Stored data -
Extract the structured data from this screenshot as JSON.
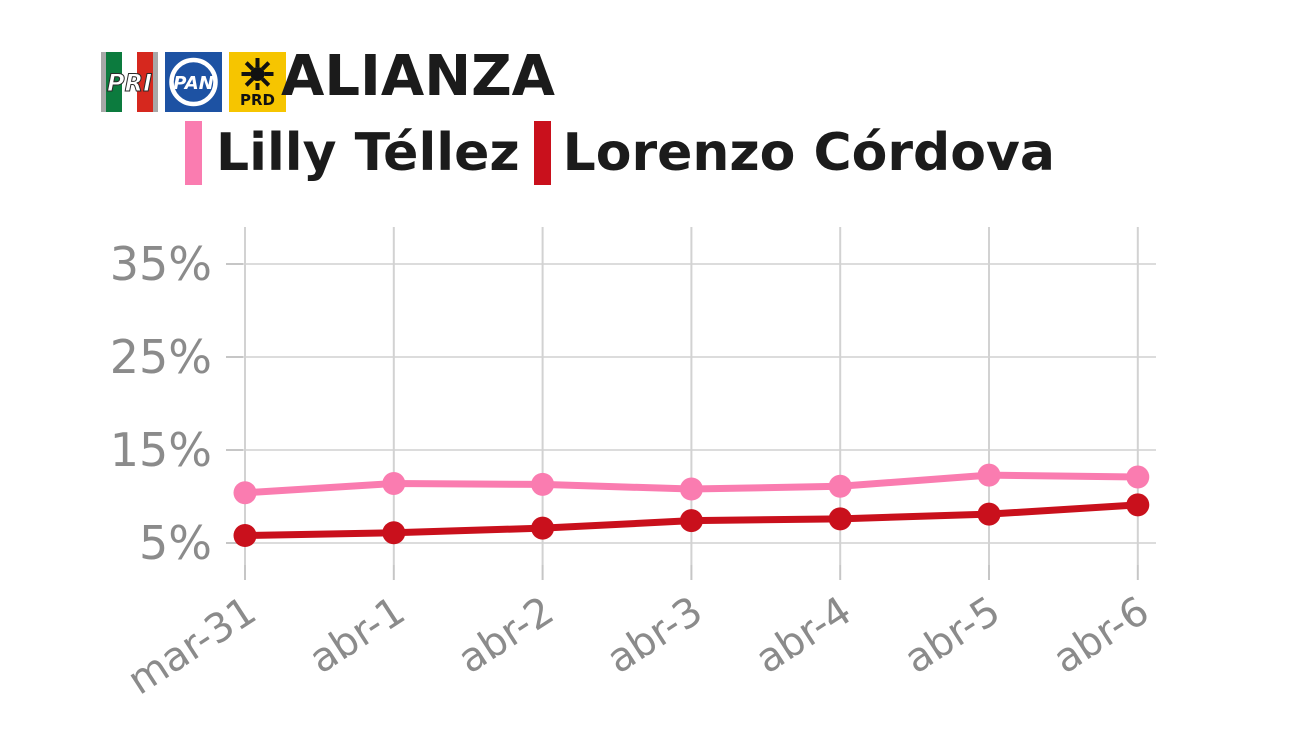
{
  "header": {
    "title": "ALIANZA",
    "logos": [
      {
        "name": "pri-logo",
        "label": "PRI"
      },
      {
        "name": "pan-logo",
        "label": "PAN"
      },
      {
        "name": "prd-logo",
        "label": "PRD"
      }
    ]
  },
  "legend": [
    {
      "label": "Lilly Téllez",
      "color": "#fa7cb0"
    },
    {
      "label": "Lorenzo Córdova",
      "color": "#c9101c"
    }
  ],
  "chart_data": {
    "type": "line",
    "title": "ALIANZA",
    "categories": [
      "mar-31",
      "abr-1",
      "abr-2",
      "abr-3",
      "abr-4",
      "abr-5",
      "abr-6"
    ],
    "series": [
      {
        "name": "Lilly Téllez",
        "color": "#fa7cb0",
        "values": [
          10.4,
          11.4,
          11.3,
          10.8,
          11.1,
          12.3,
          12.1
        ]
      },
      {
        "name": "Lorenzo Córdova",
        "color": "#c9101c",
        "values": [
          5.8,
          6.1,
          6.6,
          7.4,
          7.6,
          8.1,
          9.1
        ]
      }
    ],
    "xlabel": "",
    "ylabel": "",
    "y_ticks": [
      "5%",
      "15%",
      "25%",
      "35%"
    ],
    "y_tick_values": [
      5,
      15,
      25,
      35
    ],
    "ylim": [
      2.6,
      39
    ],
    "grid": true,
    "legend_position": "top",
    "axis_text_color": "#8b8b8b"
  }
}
...
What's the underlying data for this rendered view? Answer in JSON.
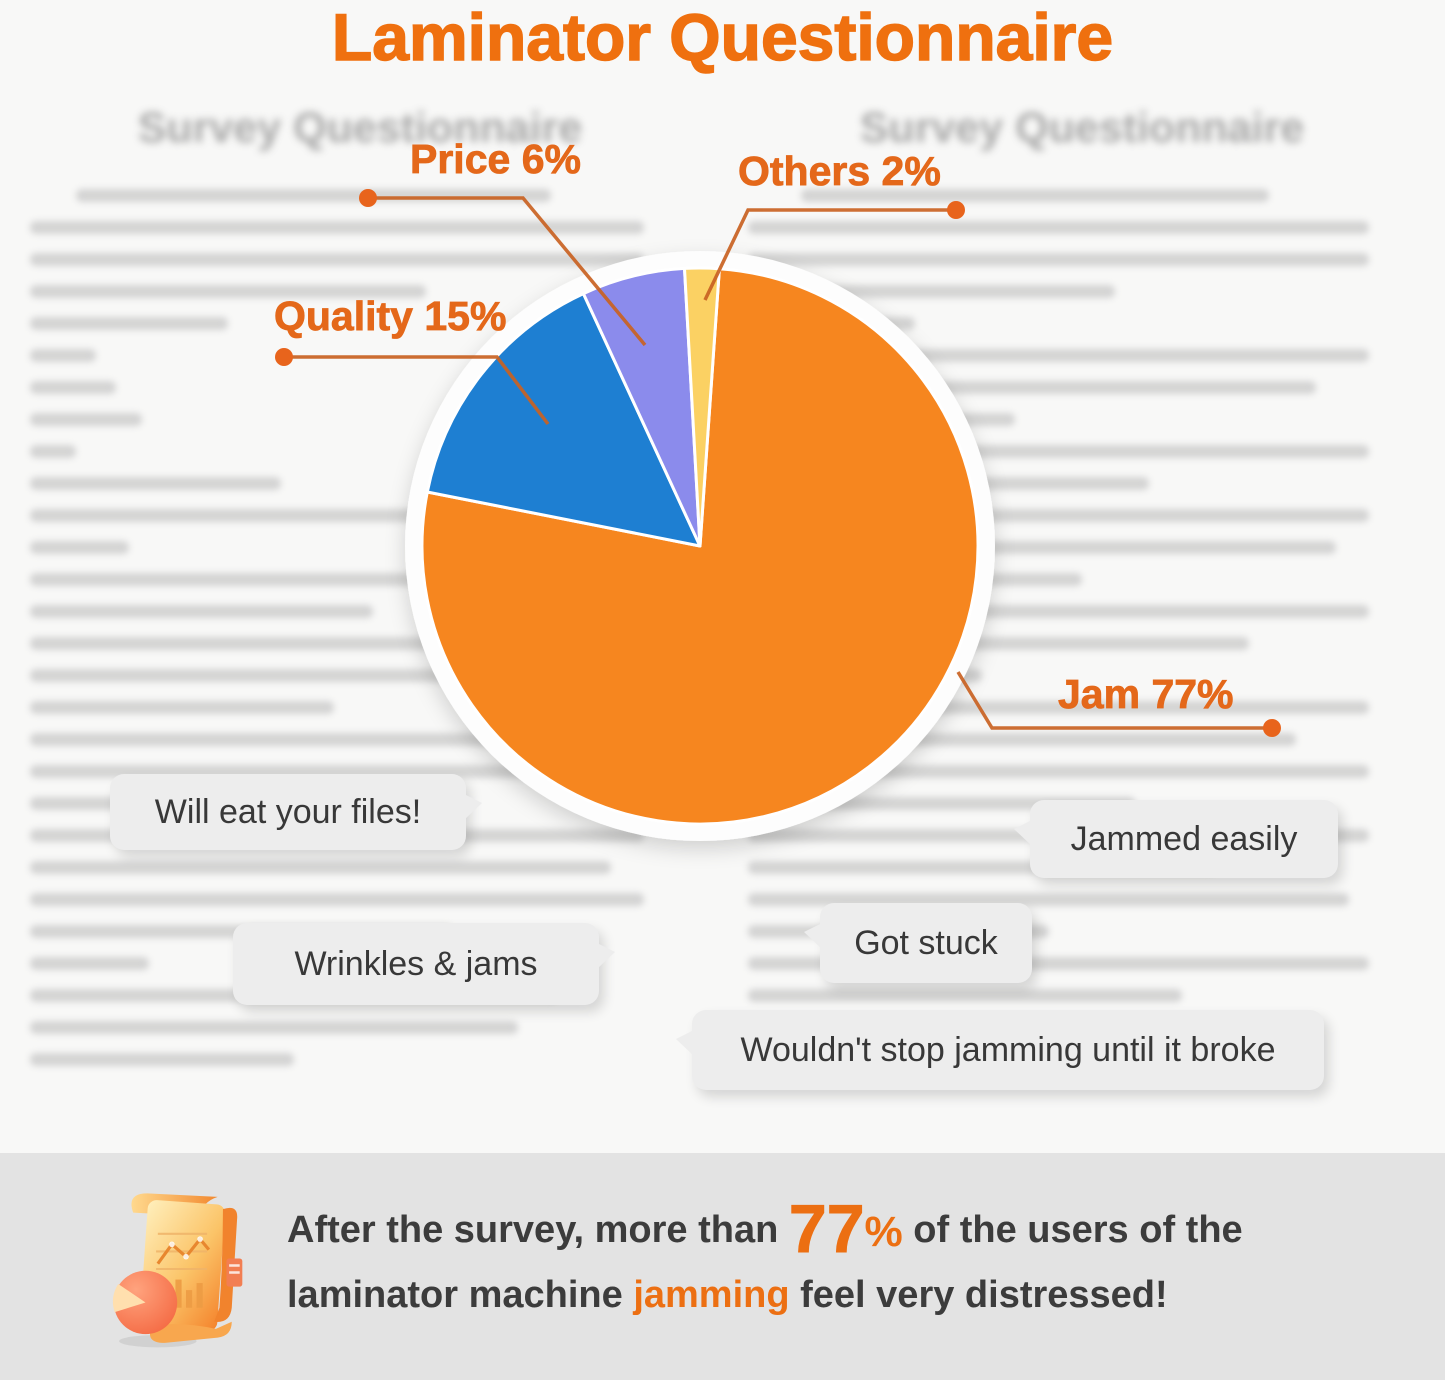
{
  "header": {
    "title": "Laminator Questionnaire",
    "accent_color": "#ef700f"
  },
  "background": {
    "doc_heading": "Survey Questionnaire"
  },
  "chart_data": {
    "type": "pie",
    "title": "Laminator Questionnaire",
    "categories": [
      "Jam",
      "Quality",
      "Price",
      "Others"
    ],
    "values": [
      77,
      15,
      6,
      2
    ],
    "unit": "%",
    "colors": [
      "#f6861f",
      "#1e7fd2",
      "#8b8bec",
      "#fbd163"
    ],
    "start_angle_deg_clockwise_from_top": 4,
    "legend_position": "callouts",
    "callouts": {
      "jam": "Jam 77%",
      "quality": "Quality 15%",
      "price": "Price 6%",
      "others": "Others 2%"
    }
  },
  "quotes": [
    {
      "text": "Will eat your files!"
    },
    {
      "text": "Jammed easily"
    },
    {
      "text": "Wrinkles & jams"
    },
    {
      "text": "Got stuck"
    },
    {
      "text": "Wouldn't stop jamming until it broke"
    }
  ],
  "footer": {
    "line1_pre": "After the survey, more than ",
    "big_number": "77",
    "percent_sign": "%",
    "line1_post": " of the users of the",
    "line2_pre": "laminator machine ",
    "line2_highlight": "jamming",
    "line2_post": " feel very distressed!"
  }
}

Stated goal - Copy each line of the data that contains the word "Téllez".

Worked solution -
      "label": "Lilly Téllez",
        "name": "Lilly Téllez",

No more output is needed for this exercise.